> **DATASET RECORDS**
────────────────

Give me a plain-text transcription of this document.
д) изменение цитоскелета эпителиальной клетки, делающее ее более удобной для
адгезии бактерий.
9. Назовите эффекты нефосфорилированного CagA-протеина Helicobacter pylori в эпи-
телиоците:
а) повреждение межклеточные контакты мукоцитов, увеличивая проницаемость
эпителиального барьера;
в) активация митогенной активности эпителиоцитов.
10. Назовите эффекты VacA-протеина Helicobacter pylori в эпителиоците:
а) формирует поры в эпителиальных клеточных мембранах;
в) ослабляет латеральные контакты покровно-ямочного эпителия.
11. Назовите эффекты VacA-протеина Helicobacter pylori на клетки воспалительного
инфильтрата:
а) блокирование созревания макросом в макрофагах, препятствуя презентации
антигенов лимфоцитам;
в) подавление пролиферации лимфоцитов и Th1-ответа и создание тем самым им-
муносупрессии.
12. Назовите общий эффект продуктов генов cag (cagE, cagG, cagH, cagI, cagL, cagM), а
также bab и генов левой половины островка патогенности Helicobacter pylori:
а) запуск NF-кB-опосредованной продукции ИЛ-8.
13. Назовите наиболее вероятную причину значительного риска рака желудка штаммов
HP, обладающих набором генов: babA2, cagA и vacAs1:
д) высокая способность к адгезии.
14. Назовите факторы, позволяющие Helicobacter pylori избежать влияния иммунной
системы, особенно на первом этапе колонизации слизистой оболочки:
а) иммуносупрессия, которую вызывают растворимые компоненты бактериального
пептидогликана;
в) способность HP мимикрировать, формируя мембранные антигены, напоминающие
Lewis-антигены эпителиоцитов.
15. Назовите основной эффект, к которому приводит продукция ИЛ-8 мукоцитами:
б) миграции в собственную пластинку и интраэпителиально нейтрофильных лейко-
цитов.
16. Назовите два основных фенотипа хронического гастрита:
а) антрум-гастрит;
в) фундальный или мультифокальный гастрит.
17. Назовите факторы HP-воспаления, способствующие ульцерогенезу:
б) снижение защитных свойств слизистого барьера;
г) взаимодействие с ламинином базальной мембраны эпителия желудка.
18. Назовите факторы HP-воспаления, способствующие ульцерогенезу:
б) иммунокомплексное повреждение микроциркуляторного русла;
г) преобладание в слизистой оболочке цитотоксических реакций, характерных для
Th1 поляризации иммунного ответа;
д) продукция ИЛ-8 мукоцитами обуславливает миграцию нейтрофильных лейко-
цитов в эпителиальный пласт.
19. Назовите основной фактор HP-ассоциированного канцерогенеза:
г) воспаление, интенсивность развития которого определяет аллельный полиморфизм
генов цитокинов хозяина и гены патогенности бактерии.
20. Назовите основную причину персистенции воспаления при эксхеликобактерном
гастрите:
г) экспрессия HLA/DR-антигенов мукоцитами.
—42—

────────────────

> **AIM**
Generate an exact reproduction of all entries.

> **RESULT OF THE EXERCISE**
Give me a plain-text transcription of this document.
д) изменение цитоскелета эпителиальной клетки, делающее ее более удобной для
адгезии бактерий.
9. Назовите эффекты нефосфорилированного CagA-протеина Helicobacter pylori в эпи-
телиоците:
а) повреждение межклеточные контакты мукоцитов, увеличивая проницаемость
эпителиального барьера;
в) активация митогенной активности эпителиоцитов.
10. Назовите эффекты VacA-протеина Helicobacter pylori в эпителиоците:
а) формирует поры в эпителиальных клеточных мембранах;
в) ослабляет латеральные контакты покровно-ямочного эпителия.
11. Назовите эффекты VacA-протеина Helicobacter pylori на клетки воспалительного
инфильтрата:
а) блокирование созревания макросом в макрофагах, препятствуя презентации
антигенов лимфоцитам;
в) подавление пролиферации лимфоцитов и Th1-ответа и создание тем самым им-
муносупрессии.
12. Назовите общий эффект продуктов генов cag (cagE, cagG, cagH, cagI, cagL, cagM), а
также bab и генов левой половины островка патогенности Helicobacter pylori:
а) запуск NF-кB-опосредованной продукции ИЛ-8.
13. Назовите наиболее вероятную причину значительного риска рака желудка штаммов
HP, обладающих набором генов: babA2, cagA и vacAs1:
д) высокая способность к адгезии.
14. Назовите факторы, позволяющие Helicobacter pylori избежать влияния иммунной
системы, особенно на первом этапе колонизации слизистой оболочки:
а) иммуносупрессия, которую вызывают растворимые компоненты бактериального
пептидогликана;
в) способность HP мимикрировать, формируя мембранные антигены, напоминающие
Lewis-антигены эпителиоцитов.
15. Назовите основной эффект, к которому приводит продукция ИЛ-8 мукоцитами:
б) миграции в собственную пластинку и интраэпителиально нейтрофильных лейко-
цитов.
16. Назовите два основных фенотипа хронического гастрита:
а) антрум-гастрит;
в) фундальный или мультифокальный гастрит.
17. Назовите факторы HP-воспаления, способствующие ульцерогенезу:
б) снижение защитных свойств слизистого барьера;
г) взаимодействие с ламинином базальной мембраны эпителия желудка.
18. Назовите факторы HP-воспаления, способствующие ульцерогенезу:
б) иммунокомплексное повреждение микроциркуляторного русла;
г) преобладание в слизистой оболочке цитотоксических реакций, характерных для
Th1 поляризации иммунного ответа;
д) продукция ИЛ-8 мукоцитами обуславливает миграцию нейтрофильных лейко-
цитов в эпителиальный пласт.
19. Назовите основной фактор HP-ассоциированного канцерогенеза:
г) воспаление, интенсивность развития которого определяет аллельный полиморфизм
генов цитокинов хозяина и гены патогенности бактерии.
20. Назовите основную причину персистенции воспаления при эксхеликобактерном
гастрите:
г) экспрессия HLA/DR-антигенов мукоцитами.
—42—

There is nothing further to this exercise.